***** Page extract *****
It's been available for years in other places; my partner wrote her dissertation on 17th century science, and used scans of Hooke from a couple of online sources. The National Library of Medicine has a beautiful flash version of it. There is a decent version at the University of Wisconsin. It's at archive.org in a nice scan. The PG edition is very good, an original spelling transcription with scans of the original plates. IIRC there's also a scanned edition in the (pay access) database Early English Books Online. So this is not news at all.
But it's always a good time to look at Hooke. His illustrations really are astonishingly beautiful, and weren't bested for a century or more, and the text conveys something of the wonder to be the first person to *ever* see these things. It's pretty astonishing to imagine what that might have felt like. Hooke not only first saw cells, he coined the word in its biological sense, because he thought the cells in cork bark looked like the cells that monks live in. Hooke was a polymath, a successful mathematician, an architect and inventor, and by all accounts a very good musician. He was also apparently a bit unpleasant and a little crazed, but genius is allowed these things (at least when it's no longer around to annoy you)
Are you trolling, or are you seriously not aware of the Long S?
It was used when a lower-case S occurred anywhere but the end of a word, much like the two lower case forms of the greek letter sigma.
*****
=== Work to be completed ===
Please state, from the text about Hooke, why he used the word "cells" for what he saw in cork bark.
***** Entries supplied *****
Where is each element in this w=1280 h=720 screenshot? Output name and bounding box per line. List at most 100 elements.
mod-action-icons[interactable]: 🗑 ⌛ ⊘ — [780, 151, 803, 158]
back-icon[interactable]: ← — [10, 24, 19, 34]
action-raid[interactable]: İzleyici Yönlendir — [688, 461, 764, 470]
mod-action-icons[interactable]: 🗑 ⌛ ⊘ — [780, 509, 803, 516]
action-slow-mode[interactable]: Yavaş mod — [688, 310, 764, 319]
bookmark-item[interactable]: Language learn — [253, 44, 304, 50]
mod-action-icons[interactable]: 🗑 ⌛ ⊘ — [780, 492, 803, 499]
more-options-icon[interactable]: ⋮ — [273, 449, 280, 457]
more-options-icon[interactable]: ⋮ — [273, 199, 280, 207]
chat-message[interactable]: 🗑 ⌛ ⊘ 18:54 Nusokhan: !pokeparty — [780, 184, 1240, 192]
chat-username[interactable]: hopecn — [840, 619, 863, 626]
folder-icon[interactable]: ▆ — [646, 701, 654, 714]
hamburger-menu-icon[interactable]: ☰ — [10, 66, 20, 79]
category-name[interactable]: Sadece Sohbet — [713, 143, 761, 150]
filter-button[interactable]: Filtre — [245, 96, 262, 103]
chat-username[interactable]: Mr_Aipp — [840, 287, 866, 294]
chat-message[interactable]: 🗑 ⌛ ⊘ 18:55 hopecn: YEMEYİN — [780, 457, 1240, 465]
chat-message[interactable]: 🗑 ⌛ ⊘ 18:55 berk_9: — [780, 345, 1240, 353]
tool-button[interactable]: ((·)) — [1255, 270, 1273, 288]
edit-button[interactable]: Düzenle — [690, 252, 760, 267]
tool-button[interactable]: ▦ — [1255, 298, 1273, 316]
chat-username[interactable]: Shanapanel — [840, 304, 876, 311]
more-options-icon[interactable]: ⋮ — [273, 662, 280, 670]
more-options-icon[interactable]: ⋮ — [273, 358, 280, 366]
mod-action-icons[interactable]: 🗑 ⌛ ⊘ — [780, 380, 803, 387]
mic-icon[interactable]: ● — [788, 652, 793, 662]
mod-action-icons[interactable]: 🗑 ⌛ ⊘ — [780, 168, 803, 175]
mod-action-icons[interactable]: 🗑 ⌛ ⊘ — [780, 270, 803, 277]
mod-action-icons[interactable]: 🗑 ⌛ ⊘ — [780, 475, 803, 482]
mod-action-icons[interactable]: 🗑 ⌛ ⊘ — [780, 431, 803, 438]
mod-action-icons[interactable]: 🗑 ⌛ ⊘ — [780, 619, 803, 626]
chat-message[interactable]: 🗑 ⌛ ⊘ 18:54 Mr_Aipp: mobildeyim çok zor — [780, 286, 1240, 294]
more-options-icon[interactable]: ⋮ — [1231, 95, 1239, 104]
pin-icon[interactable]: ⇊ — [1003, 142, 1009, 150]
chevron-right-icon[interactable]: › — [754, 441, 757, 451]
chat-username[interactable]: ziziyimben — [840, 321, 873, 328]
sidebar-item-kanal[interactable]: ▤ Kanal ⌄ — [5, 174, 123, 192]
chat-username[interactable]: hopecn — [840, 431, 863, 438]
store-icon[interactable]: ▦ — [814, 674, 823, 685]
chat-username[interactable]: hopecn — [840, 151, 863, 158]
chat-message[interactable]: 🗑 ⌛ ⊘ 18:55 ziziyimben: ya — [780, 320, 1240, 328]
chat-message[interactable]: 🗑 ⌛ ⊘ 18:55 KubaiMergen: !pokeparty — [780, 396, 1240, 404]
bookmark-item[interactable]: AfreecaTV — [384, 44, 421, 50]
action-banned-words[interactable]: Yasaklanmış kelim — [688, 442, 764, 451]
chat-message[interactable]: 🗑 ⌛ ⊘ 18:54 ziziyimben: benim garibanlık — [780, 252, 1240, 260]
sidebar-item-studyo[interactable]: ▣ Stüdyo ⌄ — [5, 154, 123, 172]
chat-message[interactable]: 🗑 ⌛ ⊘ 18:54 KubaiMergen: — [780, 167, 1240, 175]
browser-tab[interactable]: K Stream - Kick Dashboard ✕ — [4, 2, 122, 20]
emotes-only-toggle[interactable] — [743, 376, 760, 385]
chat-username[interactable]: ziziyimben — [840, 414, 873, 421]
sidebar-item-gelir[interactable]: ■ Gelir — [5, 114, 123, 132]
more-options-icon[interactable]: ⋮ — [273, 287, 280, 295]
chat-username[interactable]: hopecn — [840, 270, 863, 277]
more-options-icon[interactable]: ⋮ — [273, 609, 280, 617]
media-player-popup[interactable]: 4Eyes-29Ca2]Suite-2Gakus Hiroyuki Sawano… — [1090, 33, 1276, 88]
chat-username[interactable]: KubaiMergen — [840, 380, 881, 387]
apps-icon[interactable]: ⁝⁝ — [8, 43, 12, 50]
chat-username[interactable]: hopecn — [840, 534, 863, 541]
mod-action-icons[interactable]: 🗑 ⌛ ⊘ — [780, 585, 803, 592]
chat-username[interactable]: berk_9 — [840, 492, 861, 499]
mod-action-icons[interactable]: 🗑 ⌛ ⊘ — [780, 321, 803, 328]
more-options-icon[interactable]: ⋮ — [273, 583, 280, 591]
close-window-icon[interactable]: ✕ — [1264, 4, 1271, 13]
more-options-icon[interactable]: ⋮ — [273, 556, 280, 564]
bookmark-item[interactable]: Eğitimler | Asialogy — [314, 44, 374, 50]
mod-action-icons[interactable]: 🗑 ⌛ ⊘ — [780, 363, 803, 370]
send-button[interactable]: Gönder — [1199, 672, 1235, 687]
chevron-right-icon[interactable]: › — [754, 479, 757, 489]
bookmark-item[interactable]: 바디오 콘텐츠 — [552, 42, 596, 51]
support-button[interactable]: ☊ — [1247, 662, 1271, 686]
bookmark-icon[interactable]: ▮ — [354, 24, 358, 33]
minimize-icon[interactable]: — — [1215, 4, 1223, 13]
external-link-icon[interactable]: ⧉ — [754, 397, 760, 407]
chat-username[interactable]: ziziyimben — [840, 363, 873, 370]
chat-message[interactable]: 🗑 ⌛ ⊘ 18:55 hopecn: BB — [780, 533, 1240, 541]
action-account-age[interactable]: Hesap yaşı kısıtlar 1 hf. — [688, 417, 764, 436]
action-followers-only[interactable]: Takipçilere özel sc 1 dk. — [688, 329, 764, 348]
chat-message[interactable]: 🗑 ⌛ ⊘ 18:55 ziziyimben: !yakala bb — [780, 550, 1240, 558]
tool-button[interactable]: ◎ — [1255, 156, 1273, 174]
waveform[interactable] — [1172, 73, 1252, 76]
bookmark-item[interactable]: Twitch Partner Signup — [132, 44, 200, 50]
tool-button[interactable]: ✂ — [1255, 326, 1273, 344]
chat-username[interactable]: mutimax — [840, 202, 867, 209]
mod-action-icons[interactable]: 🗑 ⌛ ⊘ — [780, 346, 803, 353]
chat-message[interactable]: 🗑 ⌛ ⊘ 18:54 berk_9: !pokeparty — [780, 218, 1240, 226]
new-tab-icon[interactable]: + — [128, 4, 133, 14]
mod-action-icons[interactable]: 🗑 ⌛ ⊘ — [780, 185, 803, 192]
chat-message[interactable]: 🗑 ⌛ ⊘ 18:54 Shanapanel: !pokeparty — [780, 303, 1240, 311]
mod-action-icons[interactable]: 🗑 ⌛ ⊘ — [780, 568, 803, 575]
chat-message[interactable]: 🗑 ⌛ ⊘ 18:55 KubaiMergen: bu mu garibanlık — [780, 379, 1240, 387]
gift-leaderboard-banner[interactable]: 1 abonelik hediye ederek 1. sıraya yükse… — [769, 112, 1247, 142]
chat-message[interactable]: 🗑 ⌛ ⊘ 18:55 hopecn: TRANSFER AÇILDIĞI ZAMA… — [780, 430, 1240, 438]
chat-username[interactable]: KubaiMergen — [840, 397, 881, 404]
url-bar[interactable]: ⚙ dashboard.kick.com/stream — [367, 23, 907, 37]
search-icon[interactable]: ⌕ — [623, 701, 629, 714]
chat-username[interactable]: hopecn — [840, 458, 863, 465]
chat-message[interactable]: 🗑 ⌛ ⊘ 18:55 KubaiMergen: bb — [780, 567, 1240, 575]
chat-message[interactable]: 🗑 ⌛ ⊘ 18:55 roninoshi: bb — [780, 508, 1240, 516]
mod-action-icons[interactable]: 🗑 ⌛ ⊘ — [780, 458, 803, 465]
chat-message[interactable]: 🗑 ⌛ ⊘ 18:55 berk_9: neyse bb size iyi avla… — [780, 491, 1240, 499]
*****
=== Reply to the exercise ===
He thought the cells in cork bark looked like the cells that monks live in.